*THE EXERCISE*.
Provide the number of lines containing the word "Current", and nothing else.

[Stored records]
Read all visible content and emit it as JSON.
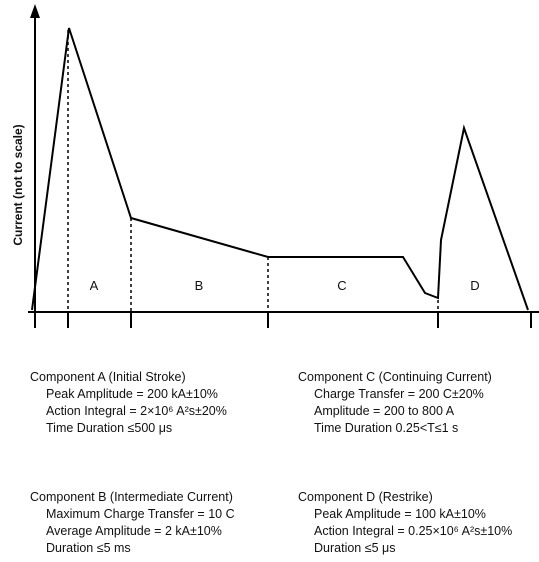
{
  "figure": {
    "ylabel": "Current (not to scale)",
    "segments": [
      "A",
      "B",
      "C",
      "D"
    ]
  },
  "components": [
    {
      "title": "Component A (Initial Stroke)",
      "lines": [
        "Peak Amplitude = 200 kA±10%",
        "Action Integral = 2×10⁶ A²s±20%",
        "Time Duration ≤500 μs"
      ]
    },
    {
      "title": "Component C (Continuing Current)",
      "lines": [
        "Charge Transfer = 200 C±20%",
        "Amplitude = 200 to 800 A",
        "Time Duration 0.25<T≤1 s"
      ]
    },
    {
      "title": "Component B (Intermediate Current)",
      "lines": [
        "Maximum Charge Transfer = 10 C",
        "Average Amplitude = 2 kA±10%",
        "Duration ≤5 ms"
      ]
    },
    {
      "title": "Component D (Restrike)",
      "lines": [
        "Peak Amplitude = 100 kA±10%",
        "Action Integral = 0.25×10⁶ A²s±10%",
        "Duration ≤5 μs"
      ]
    }
  ]
}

*ANSWER FOR THIS EXERCISE*.
3